Some records
╭──
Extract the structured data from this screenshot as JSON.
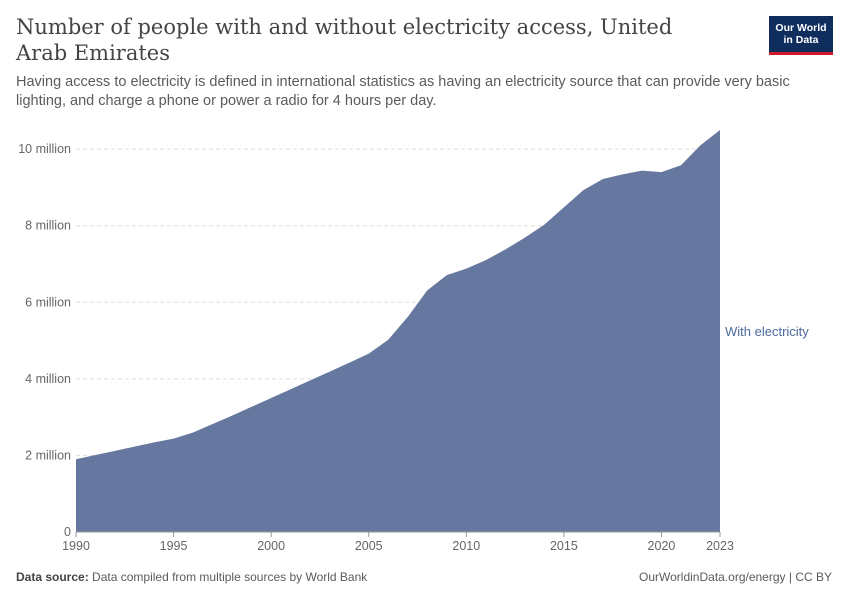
{
  "header": {
    "title": "Number of people with and without electricity access, United Arab Emirates",
    "subtitle": "Having access to electricity is defined in international statistics as having an electricity source that can provide very basic lighting, and charge a phone or power a radio for 4 hours per day."
  },
  "logo": {
    "line1": "Our World",
    "line2": "in Data"
  },
  "footer": {
    "source_label": "Data source:",
    "source_text": "Data compiled from multiple sources by World Bank",
    "credit": "OurWorldinData.org/energy | CC BY"
  },
  "colors": {
    "area": "#66789f",
    "grid": "#dddddd",
    "series_label": "#4c6a9c",
    "axis": "#666666"
  },
  "chart_data": {
    "type": "area",
    "title": "Number of people with and without electricity access, United Arab Emirates",
    "xlabel": "",
    "ylabel": "",
    "xlim": [
      1990,
      2023
    ],
    "ylim": [
      0,
      10500000
    ],
    "grid": true,
    "x_ticks": [
      1990,
      1995,
      2000,
      2005,
      2010,
      2015,
      2020,
      2023
    ],
    "y_ticks": [
      {
        "value": 0,
        "label": "0"
      },
      {
        "value": 2000000,
        "label": "2 million"
      },
      {
        "value": 4000000,
        "label": "4 million"
      },
      {
        "value": 6000000,
        "label": "6 million"
      },
      {
        "value": 8000000,
        "label": "8 million"
      },
      {
        "value": 10000000,
        "label": "10 million"
      }
    ],
    "series": [
      {
        "name": "With electricity",
        "x": [
          1990,
          1991,
          1992,
          1993,
          1994,
          1995,
          1996,
          1997,
          1998,
          1999,
          2000,
          2001,
          2002,
          2003,
          2004,
          2005,
          2006,
          2007,
          2008,
          2009,
          2010,
          2011,
          2012,
          2013,
          2014,
          2015,
          2016,
          2017,
          2018,
          2019,
          2020,
          2021,
          2022,
          2023
        ],
        "values": [
          1900000,
          2010000,
          2120000,
          2230000,
          2340000,
          2440000,
          2600000,
          2820000,
          3040000,
          3270000,
          3500000,
          3730000,
          3960000,
          4190000,
          4420000,
          4660000,
          5020000,
          5620000,
          6310000,
          6710000,
          6880000,
          7100000,
          7380000,
          7690000,
          8030000,
          8480000,
          8930000,
          9220000,
          9340000,
          9440000,
          9400000,
          9580000,
          10100000,
          10500000
        ]
      }
    ]
  }
}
╰──
■ Written instruction: Reproduce the records verbatim, omitting all images they contain.

■ Answer to the task:
Extract the structured data from this screenshot as JSON.
{
  "header": {
    "title": "Number of people with and without electricity access, United Arab Emirates",
    "subtitle": "Having access to electricity is defined in international statistics as having an electricity source that can provide very basic lighting, and charge a phone or power a radio for 4 hours per day."
  },
  "logo": {
    "line1": "Our World",
    "line2": "in Data"
  },
  "footer": {
    "source_label": "Data source:",
    "source_text": "Data compiled from multiple sources by World Bank",
    "credit": "OurWorldinData.org/energy | CC BY"
  },
  "colors": {
    "area": "#66789f",
    "grid": "#dddddd",
    "series_label": "#4c6a9c",
    "axis": "#666666"
  },
  "chart_data": {
    "type": "area",
    "title": "Number of people with and without electricity access, United Arab Emirates",
    "xlabel": "",
    "ylabel": "",
    "xlim": [
      1990,
      2023
    ],
    "ylim": [
      0,
      10500000
    ],
    "grid": true,
    "x_ticks": [
      1990,
      1995,
      2000,
      2005,
      2010,
      2015,
      2020,
      2023
    ],
    "y_ticks": [
      {
        "value": 0,
        "label": "0"
      },
      {
        "value": 2000000,
        "label": "2 million"
      },
      {
        "value": 4000000,
        "label": "4 million"
      },
      {
        "value": 6000000,
        "label": "6 million"
      },
      {
        "value": 8000000,
        "label": "8 million"
      },
      {
        "value": 10000000,
        "label": "10 million"
      }
    ],
    "series": [
      {
        "name": "With electricity",
        "x": [
          1990,
          1991,
          1992,
          1993,
          1994,
          1995,
          1996,
          1997,
          1998,
          1999,
          2000,
          2001,
          2002,
          2003,
          2004,
          2005,
          2006,
          2007,
          2008,
          2009,
          2010,
          2011,
          2012,
          2013,
          2014,
          2015,
          2016,
          2017,
          2018,
          2019,
          2020,
          2021,
          2022,
          2023
        ],
        "values": [
          1900000,
          2010000,
          2120000,
          2230000,
          2340000,
          2440000,
          2600000,
          2820000,
          3040000,
          3270000,
          3500000,
          3730000,
          3960000,
          4190000,
          4420000,
          4660000,
          5020000,
          5620000,
          6310000,
          6710000,
          6880000,
          7100000,
          7380000,
          7690000,
          8030000,
          8480000,
          8930000,
          9220000,
          9340000,
          9440000,
          9400000,
          9580000,
          10100000,
          10500000
        ]
      }
    ]
  }
}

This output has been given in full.